Instruction: Retype each of the following items exactly, with no changes.
# start of The data
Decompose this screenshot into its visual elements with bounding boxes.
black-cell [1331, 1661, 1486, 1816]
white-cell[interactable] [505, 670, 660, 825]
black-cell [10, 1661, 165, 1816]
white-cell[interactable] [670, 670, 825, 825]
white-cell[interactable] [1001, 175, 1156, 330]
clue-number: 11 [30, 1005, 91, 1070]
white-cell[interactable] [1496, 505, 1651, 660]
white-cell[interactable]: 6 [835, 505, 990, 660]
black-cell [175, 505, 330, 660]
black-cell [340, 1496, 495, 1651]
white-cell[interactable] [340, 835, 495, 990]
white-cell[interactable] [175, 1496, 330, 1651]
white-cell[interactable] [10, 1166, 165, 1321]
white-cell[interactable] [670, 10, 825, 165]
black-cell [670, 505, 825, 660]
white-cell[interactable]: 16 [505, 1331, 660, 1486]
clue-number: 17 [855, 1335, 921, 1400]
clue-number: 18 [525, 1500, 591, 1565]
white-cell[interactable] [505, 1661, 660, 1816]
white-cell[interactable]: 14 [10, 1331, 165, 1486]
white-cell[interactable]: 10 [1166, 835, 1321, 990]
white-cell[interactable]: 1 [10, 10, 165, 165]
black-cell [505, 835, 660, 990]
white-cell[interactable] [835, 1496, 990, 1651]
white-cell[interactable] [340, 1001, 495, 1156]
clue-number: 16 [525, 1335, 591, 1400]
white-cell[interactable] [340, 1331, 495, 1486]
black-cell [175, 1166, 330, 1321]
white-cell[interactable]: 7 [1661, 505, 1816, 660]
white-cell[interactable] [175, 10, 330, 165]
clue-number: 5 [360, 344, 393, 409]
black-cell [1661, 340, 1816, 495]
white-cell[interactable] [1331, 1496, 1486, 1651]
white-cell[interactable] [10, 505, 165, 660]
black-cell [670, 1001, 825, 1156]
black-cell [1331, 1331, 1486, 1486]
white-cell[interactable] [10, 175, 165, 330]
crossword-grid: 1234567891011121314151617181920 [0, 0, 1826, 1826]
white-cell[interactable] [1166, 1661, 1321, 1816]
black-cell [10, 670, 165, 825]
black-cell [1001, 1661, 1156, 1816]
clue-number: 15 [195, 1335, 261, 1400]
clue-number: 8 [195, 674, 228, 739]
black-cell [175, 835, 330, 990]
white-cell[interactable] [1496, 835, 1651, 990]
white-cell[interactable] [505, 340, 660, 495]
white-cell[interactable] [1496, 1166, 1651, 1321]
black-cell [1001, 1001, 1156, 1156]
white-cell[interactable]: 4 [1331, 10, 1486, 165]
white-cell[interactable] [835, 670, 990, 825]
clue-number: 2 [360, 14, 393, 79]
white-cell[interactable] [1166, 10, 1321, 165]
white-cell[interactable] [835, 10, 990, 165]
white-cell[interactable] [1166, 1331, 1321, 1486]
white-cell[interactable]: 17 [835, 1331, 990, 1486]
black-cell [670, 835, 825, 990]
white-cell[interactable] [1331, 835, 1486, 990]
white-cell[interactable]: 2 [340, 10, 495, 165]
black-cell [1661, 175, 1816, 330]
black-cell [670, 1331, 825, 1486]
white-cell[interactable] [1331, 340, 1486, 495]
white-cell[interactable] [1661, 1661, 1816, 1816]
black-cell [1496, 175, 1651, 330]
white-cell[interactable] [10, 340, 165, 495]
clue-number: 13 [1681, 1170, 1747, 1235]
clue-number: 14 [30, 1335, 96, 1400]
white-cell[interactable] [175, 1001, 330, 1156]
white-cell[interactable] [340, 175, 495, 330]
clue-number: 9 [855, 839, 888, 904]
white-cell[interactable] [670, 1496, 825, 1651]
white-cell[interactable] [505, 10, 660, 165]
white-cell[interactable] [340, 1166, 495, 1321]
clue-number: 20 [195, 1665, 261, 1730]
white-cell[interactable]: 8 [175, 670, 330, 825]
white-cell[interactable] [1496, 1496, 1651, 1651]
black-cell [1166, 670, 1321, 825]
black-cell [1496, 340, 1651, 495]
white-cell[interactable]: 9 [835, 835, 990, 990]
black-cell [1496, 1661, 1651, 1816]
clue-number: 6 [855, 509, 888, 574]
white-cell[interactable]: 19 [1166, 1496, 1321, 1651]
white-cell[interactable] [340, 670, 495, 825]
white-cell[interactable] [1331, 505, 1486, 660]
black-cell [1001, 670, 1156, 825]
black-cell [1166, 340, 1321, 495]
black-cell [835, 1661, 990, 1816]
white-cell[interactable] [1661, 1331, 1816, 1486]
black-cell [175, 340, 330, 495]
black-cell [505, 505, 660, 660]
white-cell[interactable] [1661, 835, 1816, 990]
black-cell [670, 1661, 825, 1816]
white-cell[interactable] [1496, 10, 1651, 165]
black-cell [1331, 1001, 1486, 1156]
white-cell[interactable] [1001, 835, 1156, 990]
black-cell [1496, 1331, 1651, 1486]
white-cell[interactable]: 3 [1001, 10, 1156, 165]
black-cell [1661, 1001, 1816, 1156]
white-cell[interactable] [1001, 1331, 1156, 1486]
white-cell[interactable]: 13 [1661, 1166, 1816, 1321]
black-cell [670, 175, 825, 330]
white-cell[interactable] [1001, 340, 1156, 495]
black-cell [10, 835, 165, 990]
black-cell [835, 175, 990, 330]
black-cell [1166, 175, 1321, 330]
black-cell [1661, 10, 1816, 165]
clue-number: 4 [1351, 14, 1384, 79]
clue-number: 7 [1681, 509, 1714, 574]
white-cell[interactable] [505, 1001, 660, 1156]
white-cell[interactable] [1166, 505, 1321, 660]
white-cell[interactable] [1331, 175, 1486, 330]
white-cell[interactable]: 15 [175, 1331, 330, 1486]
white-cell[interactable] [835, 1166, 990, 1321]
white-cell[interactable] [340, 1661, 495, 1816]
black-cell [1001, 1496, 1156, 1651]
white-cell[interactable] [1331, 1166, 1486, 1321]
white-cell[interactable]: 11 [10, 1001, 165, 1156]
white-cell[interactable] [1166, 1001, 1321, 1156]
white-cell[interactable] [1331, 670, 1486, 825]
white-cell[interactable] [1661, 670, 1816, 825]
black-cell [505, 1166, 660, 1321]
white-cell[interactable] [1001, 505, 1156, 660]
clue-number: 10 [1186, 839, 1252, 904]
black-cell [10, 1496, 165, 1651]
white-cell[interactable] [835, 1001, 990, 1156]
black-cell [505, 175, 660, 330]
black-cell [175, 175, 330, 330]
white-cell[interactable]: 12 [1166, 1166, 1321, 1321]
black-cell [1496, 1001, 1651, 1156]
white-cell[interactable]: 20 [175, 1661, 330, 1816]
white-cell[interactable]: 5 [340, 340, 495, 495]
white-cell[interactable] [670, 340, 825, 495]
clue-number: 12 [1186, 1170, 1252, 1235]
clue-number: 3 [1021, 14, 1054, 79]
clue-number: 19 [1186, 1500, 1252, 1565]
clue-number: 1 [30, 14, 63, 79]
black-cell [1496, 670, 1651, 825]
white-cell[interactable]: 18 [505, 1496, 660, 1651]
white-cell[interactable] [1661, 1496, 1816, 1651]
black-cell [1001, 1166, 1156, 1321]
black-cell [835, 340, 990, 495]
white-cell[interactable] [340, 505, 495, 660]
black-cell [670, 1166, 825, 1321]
# end of The data
Output below:
Decompose this screenshot into its visual elements with bounding boxes.
black-cell [1331, 1661, 1486, 1816]
white-cell[interactable] [505, 670, 660, 825]
black-cell [10, 1661, 165, 1816]
white-cell[interactable] [670, 670, 825, 825]
white-cell[interactable] [1001, 175, 1156, 330]
clue-number: 11 [30, 1005, 91, 1070]
white-cell[interactable] [1496, 505, 1651, 660]
white-cell[interactable]: 6 [835, 505, 990, 660]
black-cell [175, 505, 330, 660]
black-cell [340, 1496, 495, 1651]
white-cell[interactable] [340, 835, 495, 990]
white-cell[interactable] [175, 1496, 330, 1651]
white-cell[interactable] [10, 1166, 165, 1321]
white-cell[interactable] [670, 10, 825, 165]
black-cell [670, 505, 825, 660]
white-cell[interactable]: 16 [505, 1331, 660, 1486]
clue-number: 17 [855, 1335, 921, 1400]
clue-number: 18 [525, 1500, 591, 1565]
white-cell[interactable] [505, 1661, 660, 1816]
white-cell[interactable]: 14 [10, 1331, 165, 1486]
white-cell[interactable]: 10 [1166, 835, 1321, 990]
white-cell[interactable]: 1 [10, 10, 165, 165]
black-cell [505, 835, 660, 990]
white-cell[interactable] [835, 1496, 990, 1651]
white-cell[interactable] [340, 1001, 495, 1156]
clue-number: 16 [525, 1335, 591, 1400]
white-cell[interactable] [340, 1331, 495, 1486]
black-cell [175, 1166, 330, 1321]
white-cell[interactable]: 7 [1661, 505, 1816, 660]
white-cell[interactable] [175, 10, 330, 165]
clue-number: 5 [360, 344, 393, 409]
black-cell [1661, 340, 1816, 495]
white-cell[interactable] [1331, 1496, 1486, 1651]
white-cell[interactable] [10, 505, 165, 660]
black-cell [670, 1001, 825, 1156]
black-cell [1331, 1331, 1486, 1486]
white-cell[interactable] [10, 175, 165, 330]
crossword-grid: 1234567891011121314151617181920 [0, 0, 1826, 1826]
white-cell[interactable] [1166, 1661, 1321, 1816]
black-cell [10, 670, 165, 825]
black-cell [1001, 1661, 1156, 1816]
clue-number: 15 [195, 1335, 261, 1400]
clue-number: 8 [195, 674, 228, 739]
black-cell [175, 835, 330, 990]
white-cell[interactable] [1496, 835, 1651, 990]
white-cell[interactable] [505, 340, 660, 495]
white-cell[interactable] [1496, 1166, 1651, 1321]
black-cell [1001, 1001, 1156, 1156]
white-cell[interactable]: 4 [1331, 10, 1486, 165]
white-cell[interactable] [835, 670, 990, 825]
clue-number: 2 [360, 14, 393, 79]
white-cell[interactable] [1166, 10, 1321, 165]
white-cell[interactable] [835, 10, 990, 165]
white-cell[interactable] [1166, 1331, 1321, 1486]
white-cell[interactable]: 17 [835, 1331, 990, 1486]
black-cell [670, 835, 825, 990]
white-cell[interactable] [1331, 835, 1486, 990]
white-cell[interactable]: 2 [340, 10, 495, 165]
black-cell [1661, 175, 1816, 330]
black-cell [670, 1331, 825, 1486]
white-cell[interactable] [1331, 340, 1486, 495]
white-cell[interactable] [1661, 1661, 1816, 1816]
black-cell [1496, 175, 1651, 330]
white-cell[interactable] [10, 340, 165, 495]
clue-number: 13 [1681, 1170, 1747, 1235]
clue-number: 14 [30, 1335, 96, 1400]
white-cell[interactable] [175, 1001, 330, 1156]
white-cell[interactable] [340, 175, 495, 330]
clue-number: 9 [855, 839, 888, 904]
white-cell[interactable] [670, 1496, 825, 1651]
white-cell[interactable] [505, 10, 660, 165]
white-cell[interactable] [340, 1166, 495, 1321]
clue-number: 20 [195, 1665, 261, 1730]
white-cell[interactable]: 8 [175, 670, 330, 825]
white-cell[interactable] [1496, 1496, 1651, 1651]
black-cell [1166, 670, 1321, 825]
black-cell [1496, 340, 1651, 495]
white-cell[interactable]: 9 [835, 835, 990, 990]
black-cell [1496, 1661, 1651, 1816]
clue-number: 6 [855, 509, 888, 574]
white-cell[interactable]: 19 [1166, 1496, 1321, 1651]
white-cell[interactable] [340, 670, 495, 825]
white-cell[interactable] [1331, 505, 1486, 660]
black-cell [1001, 670, 1156, 825]
black-cell [1166, 340, 1321, 495]
black-cell [835, 1661, 990, 1816]
white-cell[interactable] [1661, 1331, 1816, 1486]
black-cell [175, 340, 330, 495]
black-cell [505, 505, 660, 660]
white-cell[interactable] [1661, 835, 1816, 990]
black-cell [670, 1661, 825, 1816]
white-cell[interactable] [1496, 10, 1651, 165]
black-cell [1331, 1001, 1486, 1156]
white-cell[interactable] [1001, 835, 1156, 990]
black-cell [1496, 1331, 1651, 1486]
white-cell[interactable]: 3 [1001, 10, 1156, 165]
black-cell [1661, 1001, 1816, 1156]
white-cell[interactable] [1001, 1331, 1156, 1486]
white-cell[interactable]: 13 [1661, 1166, 1816, 1321]
black-cell [670, 175, 825, 330]
white-cell[interactable] [1001, 340, 1156, 495]
black-cell [10, 835, 165, 990]
black-cell [835, 175, 990, 330]
black-cell [1166, 175, 1321, 330]
black-cell [1661, 10, 1816, 165]
clue-number: 4 [1351, 14, 1384, 79]
clue-number: 7 [1681, 509, 1714, 574]
white-cell[interactable] [505, 1001, 660, 1156]
white-cell[interactable] [1166, 505, 1321, 660]
white-cell[interactable] [1331, 175, 1486, 330]
white-cell[interactable]: 15 [175, 1331, 330, 1486]
white-cell[interactable] [835, 1166, 990, 1321]
white-cell[interactable] [340, 1661, 495, 1816]
black-cell [1001, 1496, 1156, 1651]
white-cell[interactable] [1331, 1166, 1486, 1321]
white-cell[interactable]: 11 [10, 1001, 165, 1156]
white-cell[interactable] [1166, 1001, 1321, 1156]
white-cell[interactable] [1331, 670, 1486, 825]
white-cell[interactable] [1661, 670, 1816, 825]
black-cell [505, 1166, 660, 1321]
white-cell[interactable] [1001, 505, 1156, 660]
clue-number: 10 [1186, 839, 1252, 904]
black-cell [10, 1496, 165, 1651]
white-cell[interactable] [835, 1001, 990, 1156]
black-cell [505, 175, 660, 330]
black-cell [175, 175, 330, 330]
white-cell[interactable]: 12 [1166, 1166, 1321, 1321]
black-cell [1496, 1001, 1651, 1156]
white-cell[interactable]: 20 [175, 1661, 330, 1816]
white-cell[interactable]: 5 [340, 340, 495, 495]
white-cell[interactable] [670, 340, 825, 495]
clue-number: 12 [1186, 1170, 1252, 1235]
clue-number: 3 [1021, 14, 1054, 79]
clue-number: 19 [1186, 1500, 1252, 1565]
clue-number: 1 [30, 14, 63, 79]
black-cell [1496, 670, 1651, 825]
white-cell[interactable]: 18 [505, 1496, 660, 1651]
white-cell[interactable] [1661, 1496, 1816, 1651]
black-cell [1001, 1166, 1156, 1321]
black-cell [835, 340, 990, 495]
white-cell[interactable] [340, 505, 495, 660]
black-cell [670, 1166, 825, 1321]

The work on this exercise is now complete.